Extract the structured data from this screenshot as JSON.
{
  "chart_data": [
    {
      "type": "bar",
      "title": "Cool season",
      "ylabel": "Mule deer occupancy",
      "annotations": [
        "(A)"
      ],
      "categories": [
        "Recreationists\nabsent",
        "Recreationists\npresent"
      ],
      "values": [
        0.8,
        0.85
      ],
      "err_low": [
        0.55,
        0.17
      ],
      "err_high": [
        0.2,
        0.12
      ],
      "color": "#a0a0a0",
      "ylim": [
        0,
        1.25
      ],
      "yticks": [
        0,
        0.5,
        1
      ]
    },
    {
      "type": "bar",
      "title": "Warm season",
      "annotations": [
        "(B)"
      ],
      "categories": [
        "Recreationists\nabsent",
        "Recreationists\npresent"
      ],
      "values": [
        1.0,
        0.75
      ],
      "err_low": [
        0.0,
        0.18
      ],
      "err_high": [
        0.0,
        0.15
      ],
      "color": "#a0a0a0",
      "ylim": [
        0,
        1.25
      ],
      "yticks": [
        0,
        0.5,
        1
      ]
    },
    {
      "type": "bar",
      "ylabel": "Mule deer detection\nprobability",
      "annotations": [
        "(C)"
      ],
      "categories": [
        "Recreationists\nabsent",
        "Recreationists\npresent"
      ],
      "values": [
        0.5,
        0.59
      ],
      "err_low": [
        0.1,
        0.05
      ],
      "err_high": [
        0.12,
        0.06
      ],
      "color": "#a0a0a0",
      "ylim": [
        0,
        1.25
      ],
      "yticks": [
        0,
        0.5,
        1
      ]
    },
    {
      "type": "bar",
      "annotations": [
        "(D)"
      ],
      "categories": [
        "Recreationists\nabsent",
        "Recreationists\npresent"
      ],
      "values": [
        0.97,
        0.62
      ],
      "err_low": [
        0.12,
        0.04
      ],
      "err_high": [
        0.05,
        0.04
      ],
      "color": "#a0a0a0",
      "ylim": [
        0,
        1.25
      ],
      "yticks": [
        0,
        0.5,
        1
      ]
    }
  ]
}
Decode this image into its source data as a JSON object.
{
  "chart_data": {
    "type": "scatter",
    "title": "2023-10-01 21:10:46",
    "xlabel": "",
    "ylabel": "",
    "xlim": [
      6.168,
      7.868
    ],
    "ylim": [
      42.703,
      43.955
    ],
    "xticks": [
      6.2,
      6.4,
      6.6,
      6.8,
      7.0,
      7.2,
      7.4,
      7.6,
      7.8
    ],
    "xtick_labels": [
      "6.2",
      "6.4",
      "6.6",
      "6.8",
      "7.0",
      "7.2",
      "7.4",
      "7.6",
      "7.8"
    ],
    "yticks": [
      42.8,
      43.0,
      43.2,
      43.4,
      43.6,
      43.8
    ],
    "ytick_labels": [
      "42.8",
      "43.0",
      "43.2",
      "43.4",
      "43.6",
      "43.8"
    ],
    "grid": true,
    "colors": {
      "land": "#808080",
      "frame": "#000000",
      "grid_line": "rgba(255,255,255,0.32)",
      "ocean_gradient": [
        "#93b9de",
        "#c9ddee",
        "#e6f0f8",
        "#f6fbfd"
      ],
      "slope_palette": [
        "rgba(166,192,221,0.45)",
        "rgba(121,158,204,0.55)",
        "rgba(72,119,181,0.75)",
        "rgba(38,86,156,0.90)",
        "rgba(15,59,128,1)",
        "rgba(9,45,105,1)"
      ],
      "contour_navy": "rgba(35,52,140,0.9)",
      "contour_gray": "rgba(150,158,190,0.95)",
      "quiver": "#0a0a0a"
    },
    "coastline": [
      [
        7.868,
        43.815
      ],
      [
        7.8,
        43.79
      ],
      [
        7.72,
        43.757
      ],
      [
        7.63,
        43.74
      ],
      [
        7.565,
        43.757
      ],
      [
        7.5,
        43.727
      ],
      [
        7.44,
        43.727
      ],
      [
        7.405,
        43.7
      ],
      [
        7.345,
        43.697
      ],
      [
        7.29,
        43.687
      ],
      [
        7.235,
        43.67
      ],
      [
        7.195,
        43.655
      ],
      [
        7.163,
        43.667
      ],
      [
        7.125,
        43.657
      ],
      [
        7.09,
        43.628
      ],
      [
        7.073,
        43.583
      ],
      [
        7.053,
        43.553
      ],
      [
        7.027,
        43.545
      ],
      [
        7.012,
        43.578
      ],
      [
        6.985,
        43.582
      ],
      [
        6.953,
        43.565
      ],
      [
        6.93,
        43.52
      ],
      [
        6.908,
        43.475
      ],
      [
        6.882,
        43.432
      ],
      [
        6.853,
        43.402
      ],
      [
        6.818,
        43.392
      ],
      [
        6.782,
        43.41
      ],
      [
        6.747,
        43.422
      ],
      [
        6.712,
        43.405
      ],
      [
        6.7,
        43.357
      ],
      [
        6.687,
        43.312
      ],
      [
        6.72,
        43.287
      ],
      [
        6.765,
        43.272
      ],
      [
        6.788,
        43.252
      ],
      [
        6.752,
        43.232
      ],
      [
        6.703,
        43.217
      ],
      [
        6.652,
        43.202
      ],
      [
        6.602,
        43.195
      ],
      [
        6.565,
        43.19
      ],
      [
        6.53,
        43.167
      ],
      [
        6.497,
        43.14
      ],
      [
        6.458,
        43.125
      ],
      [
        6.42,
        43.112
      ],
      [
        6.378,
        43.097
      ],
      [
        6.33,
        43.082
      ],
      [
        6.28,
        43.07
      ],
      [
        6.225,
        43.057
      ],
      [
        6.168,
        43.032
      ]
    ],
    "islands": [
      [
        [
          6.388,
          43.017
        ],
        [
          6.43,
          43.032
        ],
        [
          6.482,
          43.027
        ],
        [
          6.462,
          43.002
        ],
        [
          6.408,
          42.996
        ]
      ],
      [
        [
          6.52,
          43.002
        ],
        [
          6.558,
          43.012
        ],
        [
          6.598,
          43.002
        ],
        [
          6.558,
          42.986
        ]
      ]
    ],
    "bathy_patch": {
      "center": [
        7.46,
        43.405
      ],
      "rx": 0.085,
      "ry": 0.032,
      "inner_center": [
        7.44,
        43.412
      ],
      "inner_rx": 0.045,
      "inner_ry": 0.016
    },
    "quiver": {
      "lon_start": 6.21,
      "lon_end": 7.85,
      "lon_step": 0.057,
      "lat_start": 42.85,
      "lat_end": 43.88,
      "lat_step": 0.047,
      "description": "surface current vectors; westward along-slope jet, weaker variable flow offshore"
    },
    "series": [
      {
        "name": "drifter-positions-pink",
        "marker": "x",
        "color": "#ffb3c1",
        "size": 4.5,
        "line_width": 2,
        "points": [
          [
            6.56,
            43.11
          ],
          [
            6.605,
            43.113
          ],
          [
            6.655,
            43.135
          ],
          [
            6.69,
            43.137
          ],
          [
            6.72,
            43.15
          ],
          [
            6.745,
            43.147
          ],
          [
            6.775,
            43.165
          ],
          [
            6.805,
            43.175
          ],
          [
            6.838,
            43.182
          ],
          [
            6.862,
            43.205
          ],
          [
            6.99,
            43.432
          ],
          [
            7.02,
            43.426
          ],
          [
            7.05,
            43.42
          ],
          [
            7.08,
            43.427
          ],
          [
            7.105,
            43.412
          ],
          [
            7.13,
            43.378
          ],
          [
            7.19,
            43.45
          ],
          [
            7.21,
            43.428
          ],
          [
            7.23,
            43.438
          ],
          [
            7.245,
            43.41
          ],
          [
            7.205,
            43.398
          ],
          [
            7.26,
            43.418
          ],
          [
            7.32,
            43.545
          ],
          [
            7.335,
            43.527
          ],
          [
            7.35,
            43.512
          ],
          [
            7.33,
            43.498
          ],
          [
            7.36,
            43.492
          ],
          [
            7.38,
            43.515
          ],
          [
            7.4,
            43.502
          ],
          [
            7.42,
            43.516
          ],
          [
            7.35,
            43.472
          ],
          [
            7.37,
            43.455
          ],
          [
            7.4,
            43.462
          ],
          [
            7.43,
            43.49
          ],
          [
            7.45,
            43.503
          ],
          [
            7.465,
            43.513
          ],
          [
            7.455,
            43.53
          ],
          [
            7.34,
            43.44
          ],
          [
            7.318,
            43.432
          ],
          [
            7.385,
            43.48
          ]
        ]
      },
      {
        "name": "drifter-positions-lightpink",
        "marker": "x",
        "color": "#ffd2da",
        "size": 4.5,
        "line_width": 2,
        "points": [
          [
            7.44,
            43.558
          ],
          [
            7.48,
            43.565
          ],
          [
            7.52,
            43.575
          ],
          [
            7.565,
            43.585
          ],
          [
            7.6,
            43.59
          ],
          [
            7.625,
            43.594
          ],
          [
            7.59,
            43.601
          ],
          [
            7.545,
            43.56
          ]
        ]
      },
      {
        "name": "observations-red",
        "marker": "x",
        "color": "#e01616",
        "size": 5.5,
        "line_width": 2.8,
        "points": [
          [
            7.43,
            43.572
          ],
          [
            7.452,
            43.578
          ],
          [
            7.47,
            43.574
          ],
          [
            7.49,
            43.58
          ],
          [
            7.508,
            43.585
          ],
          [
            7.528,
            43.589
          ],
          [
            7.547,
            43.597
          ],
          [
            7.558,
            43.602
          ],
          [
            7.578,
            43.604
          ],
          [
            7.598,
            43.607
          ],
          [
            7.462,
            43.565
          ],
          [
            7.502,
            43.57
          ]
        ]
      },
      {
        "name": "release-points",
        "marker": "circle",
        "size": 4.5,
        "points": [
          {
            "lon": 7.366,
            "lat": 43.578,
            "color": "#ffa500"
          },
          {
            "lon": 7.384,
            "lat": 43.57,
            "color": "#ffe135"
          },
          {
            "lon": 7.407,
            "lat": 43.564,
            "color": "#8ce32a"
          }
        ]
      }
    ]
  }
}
-----
### WHAT THE EXERCISE ASKS:
List every line above that holds the word "rgba".

### EXERCISE SOLUTION:
      "grid_line": "rgba(255,255,255,0.32)",
        "rgba(166,192,221,0.45)",
        "rgba(121,158,204,0.55)",
        "rgba(72,119,181,0.75)",
        "rgba(38,86,156,0.90)",
        "rgba(15,59,128,1)",
        "rgba(9,45,105,1)"
      "contour_navy": "rgba(35,52,140,0.9)",
      "contour_gray": "rgba(150,158,190,0.95)",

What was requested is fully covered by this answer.